Excerpt from a dataset
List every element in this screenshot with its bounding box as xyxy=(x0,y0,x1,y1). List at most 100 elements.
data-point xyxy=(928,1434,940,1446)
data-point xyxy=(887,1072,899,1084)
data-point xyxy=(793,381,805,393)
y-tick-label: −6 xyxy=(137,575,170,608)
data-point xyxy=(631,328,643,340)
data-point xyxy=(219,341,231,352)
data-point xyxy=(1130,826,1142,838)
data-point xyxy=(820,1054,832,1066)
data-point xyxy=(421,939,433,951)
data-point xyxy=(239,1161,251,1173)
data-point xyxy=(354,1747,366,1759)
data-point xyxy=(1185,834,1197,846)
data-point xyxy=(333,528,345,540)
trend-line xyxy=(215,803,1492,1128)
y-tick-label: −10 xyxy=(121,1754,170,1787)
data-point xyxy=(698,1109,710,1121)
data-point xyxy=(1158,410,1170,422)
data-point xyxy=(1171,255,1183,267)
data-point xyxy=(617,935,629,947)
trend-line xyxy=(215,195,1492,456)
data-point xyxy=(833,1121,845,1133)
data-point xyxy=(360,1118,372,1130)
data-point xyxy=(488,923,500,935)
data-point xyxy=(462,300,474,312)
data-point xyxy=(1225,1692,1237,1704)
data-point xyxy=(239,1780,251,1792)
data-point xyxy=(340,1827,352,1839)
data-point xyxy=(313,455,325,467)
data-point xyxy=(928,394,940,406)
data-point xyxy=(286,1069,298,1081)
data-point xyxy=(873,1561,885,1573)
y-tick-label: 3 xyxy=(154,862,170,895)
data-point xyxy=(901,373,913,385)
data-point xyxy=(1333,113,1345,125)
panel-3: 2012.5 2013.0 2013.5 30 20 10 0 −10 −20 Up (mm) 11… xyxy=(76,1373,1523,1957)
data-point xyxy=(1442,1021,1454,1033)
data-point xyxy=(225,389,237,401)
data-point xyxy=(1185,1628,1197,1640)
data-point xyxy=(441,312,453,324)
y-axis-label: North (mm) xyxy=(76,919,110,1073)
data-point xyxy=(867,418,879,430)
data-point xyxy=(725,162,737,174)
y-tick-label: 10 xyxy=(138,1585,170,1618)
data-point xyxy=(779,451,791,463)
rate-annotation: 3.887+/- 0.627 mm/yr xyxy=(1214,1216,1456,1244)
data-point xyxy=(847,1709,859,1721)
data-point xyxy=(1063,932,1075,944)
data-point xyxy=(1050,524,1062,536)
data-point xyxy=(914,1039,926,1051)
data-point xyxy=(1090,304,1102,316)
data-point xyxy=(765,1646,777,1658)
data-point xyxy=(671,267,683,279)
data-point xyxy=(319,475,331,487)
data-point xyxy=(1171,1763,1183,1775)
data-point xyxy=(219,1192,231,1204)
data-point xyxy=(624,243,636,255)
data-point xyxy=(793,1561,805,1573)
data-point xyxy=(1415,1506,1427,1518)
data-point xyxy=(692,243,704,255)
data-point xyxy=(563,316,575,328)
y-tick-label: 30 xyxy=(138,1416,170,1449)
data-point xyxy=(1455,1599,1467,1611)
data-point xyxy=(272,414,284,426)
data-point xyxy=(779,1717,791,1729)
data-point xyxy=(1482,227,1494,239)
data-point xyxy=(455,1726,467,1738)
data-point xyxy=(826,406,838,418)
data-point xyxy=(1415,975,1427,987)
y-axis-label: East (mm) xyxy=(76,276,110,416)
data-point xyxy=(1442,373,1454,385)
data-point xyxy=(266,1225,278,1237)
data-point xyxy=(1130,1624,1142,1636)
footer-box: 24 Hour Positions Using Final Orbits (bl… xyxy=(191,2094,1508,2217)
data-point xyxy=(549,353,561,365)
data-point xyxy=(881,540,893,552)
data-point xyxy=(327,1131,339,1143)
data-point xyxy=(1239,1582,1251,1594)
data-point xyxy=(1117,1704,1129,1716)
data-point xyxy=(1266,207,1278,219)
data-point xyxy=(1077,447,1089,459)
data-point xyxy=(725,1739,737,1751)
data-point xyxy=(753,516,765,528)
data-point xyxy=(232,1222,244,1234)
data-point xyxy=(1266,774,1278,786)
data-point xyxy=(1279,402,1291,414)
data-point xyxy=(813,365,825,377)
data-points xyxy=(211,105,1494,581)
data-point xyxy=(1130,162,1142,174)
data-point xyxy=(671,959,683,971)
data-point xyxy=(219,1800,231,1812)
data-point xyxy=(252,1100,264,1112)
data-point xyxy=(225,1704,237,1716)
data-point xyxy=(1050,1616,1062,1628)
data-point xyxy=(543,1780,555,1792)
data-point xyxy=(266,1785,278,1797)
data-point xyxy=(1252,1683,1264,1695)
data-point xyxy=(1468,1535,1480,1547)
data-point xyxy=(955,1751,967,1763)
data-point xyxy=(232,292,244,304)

● Task objective: Can you copy the material verbatim from its first line through the line containing "data-point xyxy=(793,1561,805,1573)", including both of those lines?

● Result for this task:
List every element in this screenshot with its bounding box as xyxy=(x0,y0,x1,y1). List at most 100 elements.
data-point xyxy=(928,1434,940,1446)
data-point xyxy=(887,1072,899,1084)
data-point xyxy=(793,381,805,393)
y-tick-label: −6 xyxy=(137,575,170,608)
data-point xyxy=(631,328,643,340)
data-point xyxy=(219,341,231,352)
data-point xyxy=(1130,826,1142,838)
data-point xyxy=(820,1054,832,1066)
data-point xyxy=(421,939,433,951)
data-point xyxy=(239,1161,251,1173)
data-point xyxy=(354,1747,366,1759)
data-point xyxy=(1185,834,1197,846)
data-point xyxy=(333,528,345,540)
trend-line xyxy=(215,803,1492,1128)
y-tick-label: −10 xyxy=(121,1754,170,1787)
data-point xyxy=(698,1109,710,1121)
data-point xyxy=(1158,410,1170,422)
data-point xyxy=(1171,255,1183,267)
data-point xyxy=(617,935,629,947)
trend-line xyxy=(215,195,1492,456)
data-point xyxy=(833,1121,845,1133)
data-point xyxy=(360,1118,372,1130)
data-point xyxy=(488,923,500,935)
data-point xyxy=(462,300,474,312)
data-point xyxy=(1225,1692,1237,1704)
data-point xyxy=(239,1780,251,1792)
data-point xyxy=(340,1827,352,1839)
data-point xyxy=(313,455,325,467)
data-point xyxy=(928,394,940,406)
data-point xyxy=(286,1069,298,1081)
data-point xyxy=(873,1561,885,1573)
y-tick-label: 3 xyxy=(154,862,170,895)
data-point xyxy=(901,373,913,385)
data-point xyxy=(1333,113,1345,125)
panel-3: 2012.5 2013.0 2013.5 30 20 10 0 −10 −20 Up (mm) 11… xyxy=(76,1373,1523,1957)
data-point xyxy=(1442,1021,1454,1033)
data-point xyxy=(225,389,237,401)
data-point xyxy=(1185,1628,1197,1640)
data-point xyxy=(441,312,453,324)
y-axis-label: North (mm) xyxy=(76,919,110,1073)
data-point xyxy=(867,418,879,430)
data-point xyxy=(725,162,737,174)
y-tick-label: 10 xyxy=(138,1585,170,1618)
data-point xyxy=(779,451,791,463)
rate-annotation: 3.887+/- 0.627 mm/yr xyxy=(1214,1216,1456,1244)
data-point xyxy=(847,1709,859,1721)
data-point xyxy=(1063,932,1075,944)
data-point xyxy=(1050,524,1062,536)
data-point xyxy=(914,1039,926,1051)
data-point xyxy=(1090,304,1102,316)
data-point xyxy=(765,1646,777,1658)
data-point xyxy=(671,267,683,279)
data-point xyxy=(319,475,331,487)
data-point xyxy=(1171,1763,1183,1775)
data-point xyxy=(219,1192,231,1204)
data-point xyxy=(624,243,636,255)
data-point xyxy=(793,1561,805,1573)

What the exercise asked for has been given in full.